Directions:
Gather up every line from the entries below that uses the word "JSON".

╭─ Data for processing

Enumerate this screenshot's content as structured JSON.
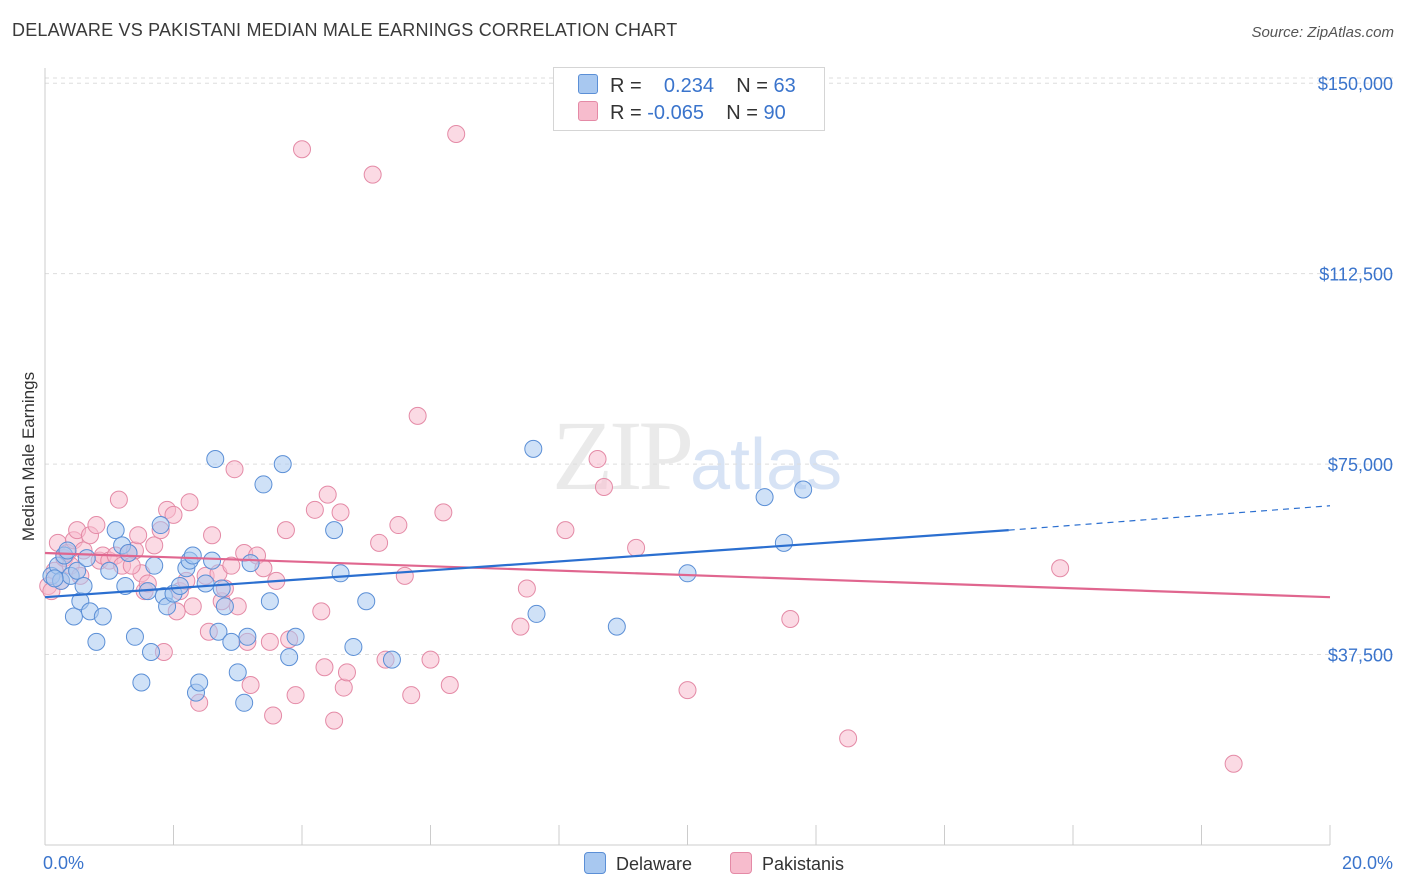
{
  "header": {
    "title": "DELAWARE VS PAKISTANI MEDIAN MALE EARNINGS CORRELATION CHART",
    "source": "Source: ZipAtlas.com"
  },
  "watermark": {
    "zip": "ZIP",
    "atlas": "atlas"
  },
  "legend": {
    "rows": [
      {
        "r_label": "R =",
        "r_value": "0.234",
        "n_label": "N =",
        "n_value": "63"
      },
      {
        "r_label": "R =",
        "r_value": "-0.065",
        "n_label": "N =",
        "n_value": "90"
      }
    ]
  },
  "bottom_legend": {
    "delaware": "Delaware",
    "pakistanis": "Pakistanis"
  },
  "colors": {
    "delaware_fill": "#a8c8f0",
    "delaware_stroke": "#5b8fd6",
    "delaware_line": "#2b6fd0",
    "pakistani_fill": "#f7bccd",
    "pakistani_stroke": "#e48aa6",
    "pakistani_line": "#e0668f",
    "tick_label": "#3a74cc",
    "grid": "#dddddd"
  },
  "chart_data": {
    "type": "scatter",
    "title": "DELAWARE VS PAKISTANI MEDIAN MALE EARNINGS CORRELATION CHART",
    "xlabel": "",
    "ylabel": "Median Male Earnings",
    "xlim": [
      0,
      20
    ],
    "ylim": [
      0,
      153000
    ],
    "x_tick_labels": [
      "0.0%",
      "20.0%"
    ],
    "y_ticks": [
      37500,
      75000,
      112500,
      150000
    ],
    "y_tick_labels": [
      "$37,500",
      "$75,000",
      "$112,500",
      "$150,000"
    ],
    "series": [
      {
        "name": "Delaware",
        "r": 0.234,
        "n": 63,
        "trend": {
          "x0": 0,
          "y0": 48800,
          "x1": 15.0,
          "y1": 62000,
          "dash_to_x": 20,
          "dash_to_y": 66800
        },
        "points": [
          [
            0.1,
            53000
          ],
          [
            0.2,
            55000
          ],
          [
            0.25,
            52000
          ],
          [
            0.3,
            57000
          ],
          [
            0.35,
            58000
          ],
          [
            0.4,
            53000
          ],
          [
            0.45,
            45000
          ],
          [
            0.5,
            54000
          ],
          [
            0.55,
            48000
          ],
          [
            0.6,
            51000
          ],
          [
            0.7,
            46000
          ],
          [
            0.8,
            40000
          ],
          [
            0.9,
            45000
          ],
          [
            1.0,
            54000
          ],
          [
            1.1,
            62000
          ],
          [
            1.2,
            59000
          ],
          [
            1.3,
            57500
          ],
          [
            1.4,
            41000
          ],
          [
            1.5,
            32000
          ],
          [
            1.6,
            50000
          ],
          [
            1.65,
            38000
          ],
          [
            1.7,
            55000
          ],
          [
            1.8,
            63000
          ],
          [
            1.85,
            49000
          ],
          [
            1.9,
            47000
          ],
          [
            2.0,
            49500
          ],
          [
            2.1,
            51000
          ],
          [
            2.2,
            54500
          ],
          [
            2.25,
            56000
          ],
          [
            2.3,
            57000
          ],
          [
            2.35,
            30000
          ],
          [
            2.4,
            32000
          ],
          [
            2.5,
            51500
          ],
          [
            2.6,
            56000
          ],
          [
            2.65,
            76000
          ],
          [
            2.7,
            42000
          ],
          [
            2.8,
            47000
          ],
          [
            2.9,
            40000
          ],
          [
            3.0,
            34000
          ],
          [
            3.1,
            28000
          ],
          [
            3.15,
            41000
          ],
          [
            3.2,
            55500
          ],
          [
            3.4,
            71000
          ],
          [
            3.5,
            48000
          ],
          [
            3.7,
            75000
          ],
          [
            3.8,
            37000
          ],
          [
            3.9,
            41000
          ],
          [
            4.5,
            62000
          ],
          [
            4.6,
            53500
          ],
          [
            5.0,
            48000
          ],
          [
            5.4,
            36500
          ],
          [
            7.6,
            78000
          ],
          [
            7.65,
            45500
          ],
          [
            8.9,
            43000
          ],
          [
            10.0,
            53500
          ],
          [
            11.2,
            68500
          ],
          [
            11.5,
            59500
          ],
          [
            11.8,
            70000
          ],
          [
            0.15,
            52500
          ],
          [
            0.65,
            56500
          ],
          [
            1.25,
            51000
          ],
          [
            2.75,
            50500
          ],
          [
            4.8,
            39000
          ]
        ]
      },
      {
        "name": "Pakistanis",
        "r": -0.065,
        "n": 90,
        "trend": {
          "x0": 0,
          "y0": 57500,
          "x1": 20,
          "y1": 48800
        },
        "points": [
          [
            0.05,
            51000
          ],
          [
            0.1,
            50000
          ],
          [
            0.15,
            54000
          ],
          [
            0.2,
            59500
          ],
          [
            0.3,
            56500
          ],
          [
            0.35,
            57500
          ],
          [
            0.4,
            55000
          ],
          [
            0.45,
            60000
          ],
          [
            0.5,
            62000
          ],
          [
            0.55,
            53000
          ],
          [
            0.6,
            58000
          ],
          [
            0.7,
            61000
          ],
          [
            0.8,
            63000
          ],
          [
            0.85,
            56000
          ],
          [
            0.9,
            57000
          ],
          [
            1.0,
            56000
          ],
          [
            1.1,
            57000
          ],
          [
            1.15,
            68000
          ],
          [
            1.2,
            55000
          ],
          [
            1.3,
            57500
          ],
          [
            1.4,
            58000
          ],
          [
            1.45,
            61000
          ],
          [
            1.5,
            53500
          ],
          [
            1.55,
            50000
          ],
          [
            1.6,
            51500
          ],
          [
            1.7,
            59000
          ],
          [
            1.8,
            62000
          ],
          [
            1.85,
            38000
          ],
          [
            1.9,
            66000
          ],
          [
            2.0,
            65000
          ],
          [
            2.05,
            46000
          ],
          [
            2.1,
            50000
          ],
          [
            2.2,
            52000
          ],
          [
            2.25,
            67500
          ],
          [
            2.3,
            47000
          ],
          [
            2.4,
            28000
          ],
          [
            2.5,
            53000
          ],
          [
            2.55,
            42000
          ],
          [
            2.6,
            61000
          ],
          [
            2.7,
            53500
          ],
          [
            2.75,
            48000
          ],
          [
            2.8,
            50500
          ],
          [
            2.9,
            55000
          ],
          [
            2.95,
            74000
          ],
          [
            3.0,
            47000
          ],
          [
            3.1,
            57500
          ],
          [
            3.15,
            40000
          ],
          [
            3.2,
            31500
          ],
          [
            3.3,
            57000
          ],
          [
            3.4,
            54500
          ],
          [
            3.5,
            40000
          ],
          [
            3.55,
            25500
          ],
          [
            3.6,
            52000
          ],
          [
            3.75,
            62000
          ],
          [
            3.8,
            40500
          ],
          [
            3.9,
            29500
          ],
          [
            4.0,
            137000
          ],
          [
            4.2,
            66000
          ],
          [
            4.3,
            46000
          ],
          [
            4.35,
            35000
          ],
          [
            4.4,
            69000
          ],
          [
            4.5,
            24500
          ],
          [
            4.6,
            65500
          ],
          [
            4.65,
            31000
          ],
          [
            4.7,
            34000
          ],
          [
            5.1,
            132000
          ],
          [
            5.2,
            59500
          ],
          [
            5.3,
            36500
          ],
          [
            5.5,
            63000
          ],
          [
            5.6,
            53000
          ],
          [
            5.7,
            29500
          ],
          [
            5.8,
            84500
          ],
          [
            6.0,
            36500
          ],
          [
            6.2,
            65500
          ],
          [
            6.3,
            31500
          ],
          [
            6.4,
            140000
          ],
          [
            7.4,
            43000
          ],
          [
            7.5,
            50500
          ],
          [
            8.1,
            62000
          ],
          [
            8.6,
            76000
          ],
          [
            8.7,
            70500
          ],
          [
            9.2,
            58500
          ],
          [
            9.3,
            143000
          ],
          [
            10.0,
            30500
          ],
          [
            11.6,
            44500
          ],
          [
            12.5,
            21000
          ],
          [
            15.8,
            54500
          ],
          [
            18.5,
            16000
          ],
          [
            0.25,
            52000
          ],
          [
            1.35,
            55000
          ]
        ]
      }
    ]
  }
}
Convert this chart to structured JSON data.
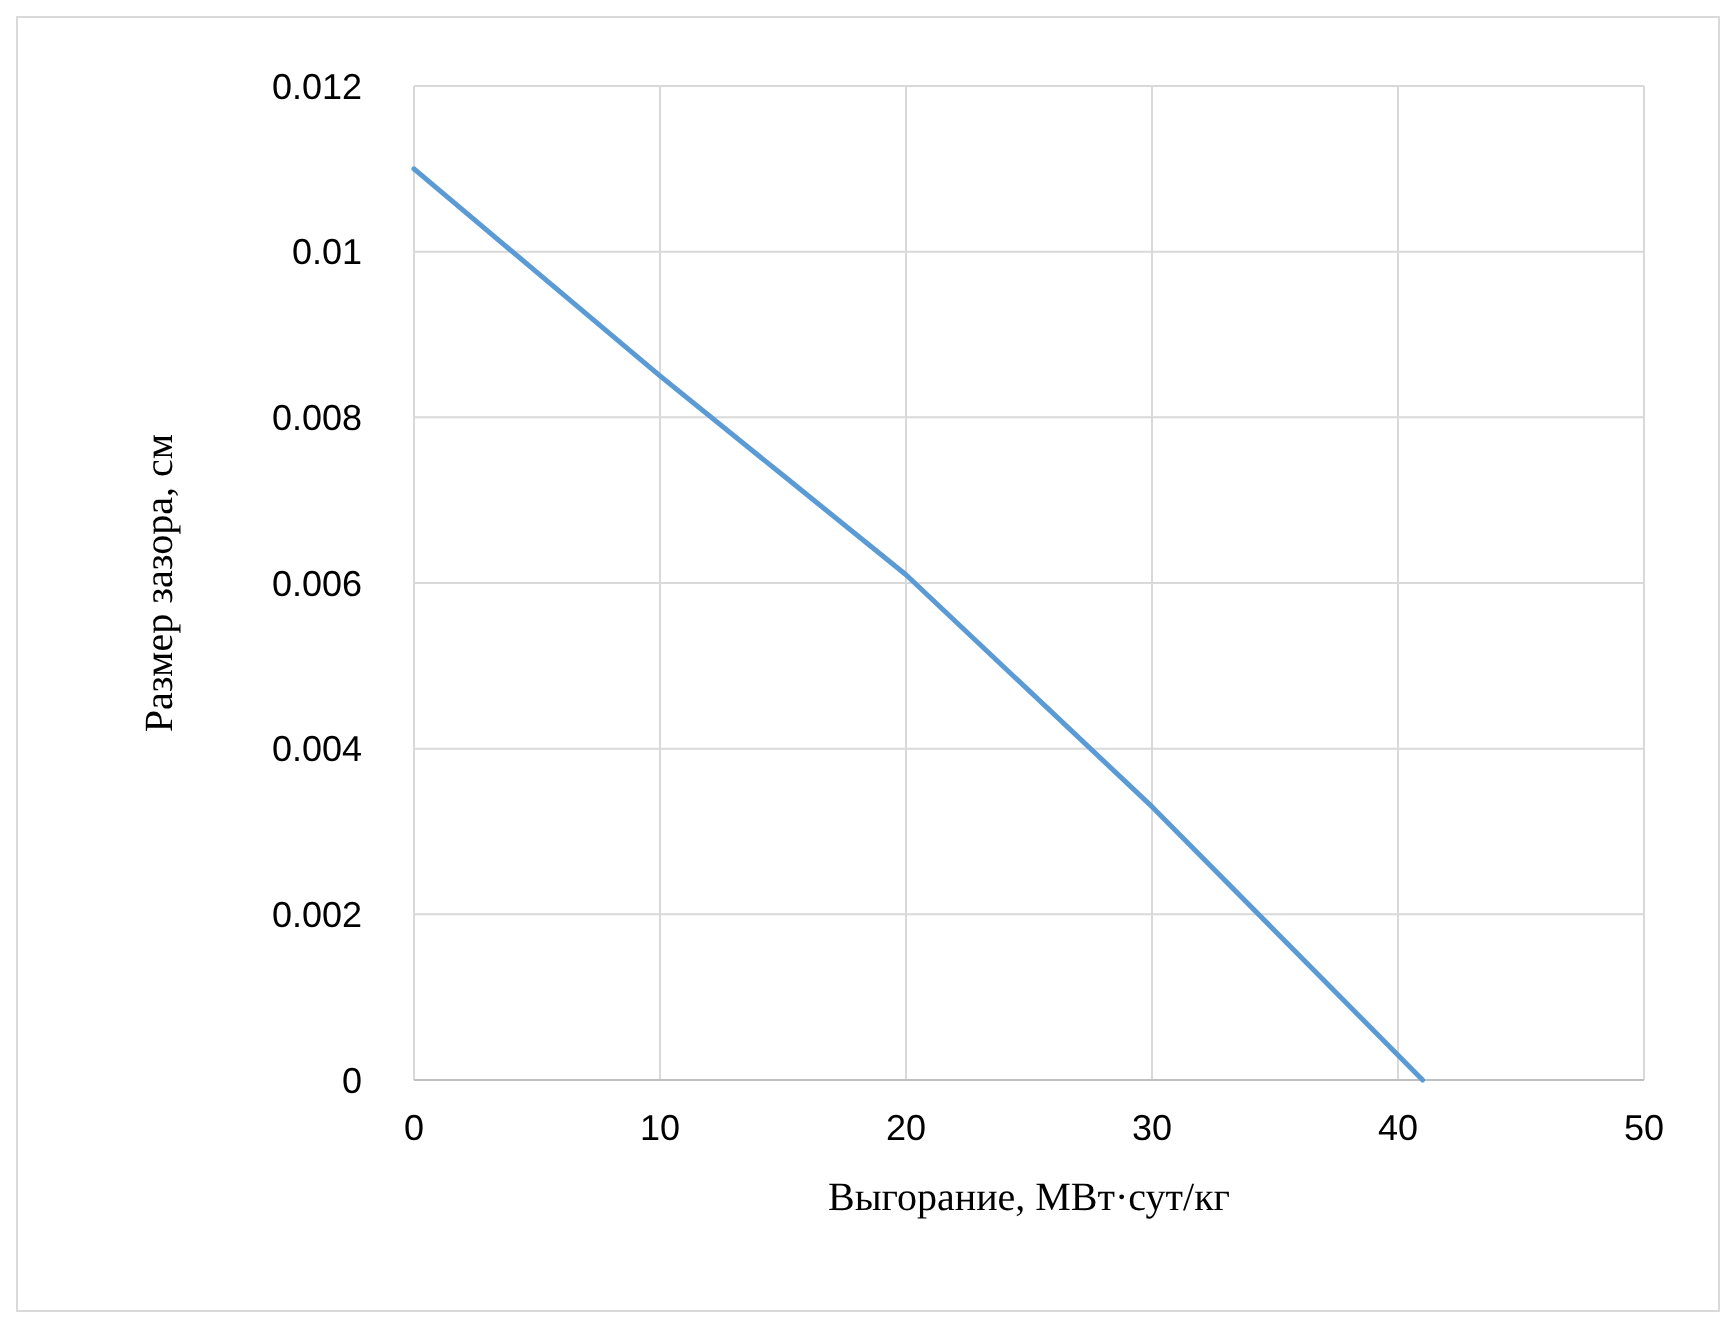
{
  "chart_data": {
    "type": "line",
    "xlabel": "Выгорание, МВт·сут/кг",
    "ylabel": "Размер зазора, см",
    "x": [
      0,
      5,
      10,
      15,
      20,
      25,
      30,
      35,
      41
    ],
    "series": [
      {
        "color": "#5b9bd5",
        "values": [
          0.011,
          0.00975,
          0.0085,
          0.0073,
          0.0061,
          0.0047,
          0.0033,
          0.0018,
          0
        ]
      }
    ],
    "xlim": [
      0,
      50
    ],
    "xticks": [
      0,
      10,
      20,
      30,
      40,
      50
    ],
    "ylim": [
      0,
      0.012
    ],
    "yticks": [
      0,
      0.002,
      0.004,
      0.006,
      0.008,
      0.01,
      0.012
    ],
    "grid": true,
    "marker": "none",
    "line_style": "solid"
  }
}
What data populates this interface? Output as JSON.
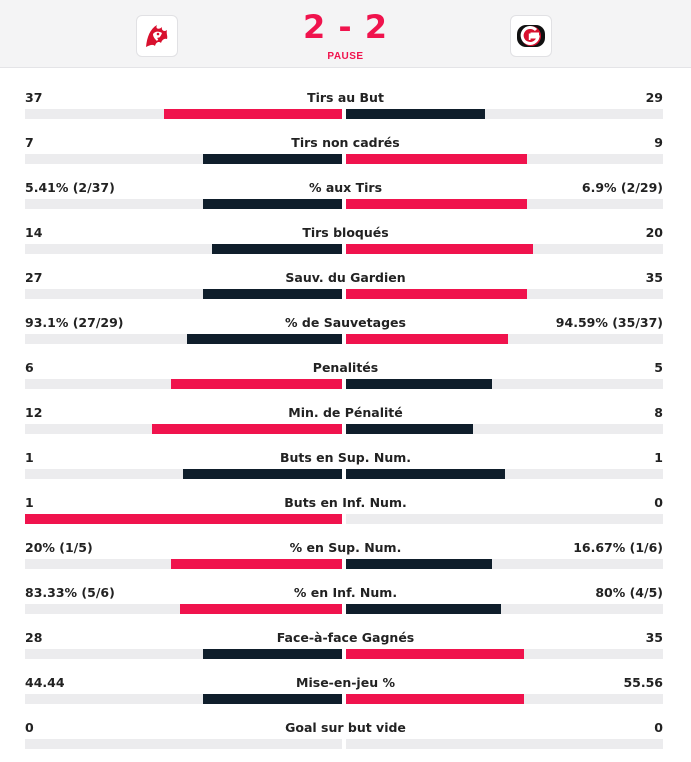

╰─

Answer to this exercise:
Enumerate this screenshot's content as structured JSON.
Convert this chart to structured JSON data.
What data populates this interface? Output as JSON.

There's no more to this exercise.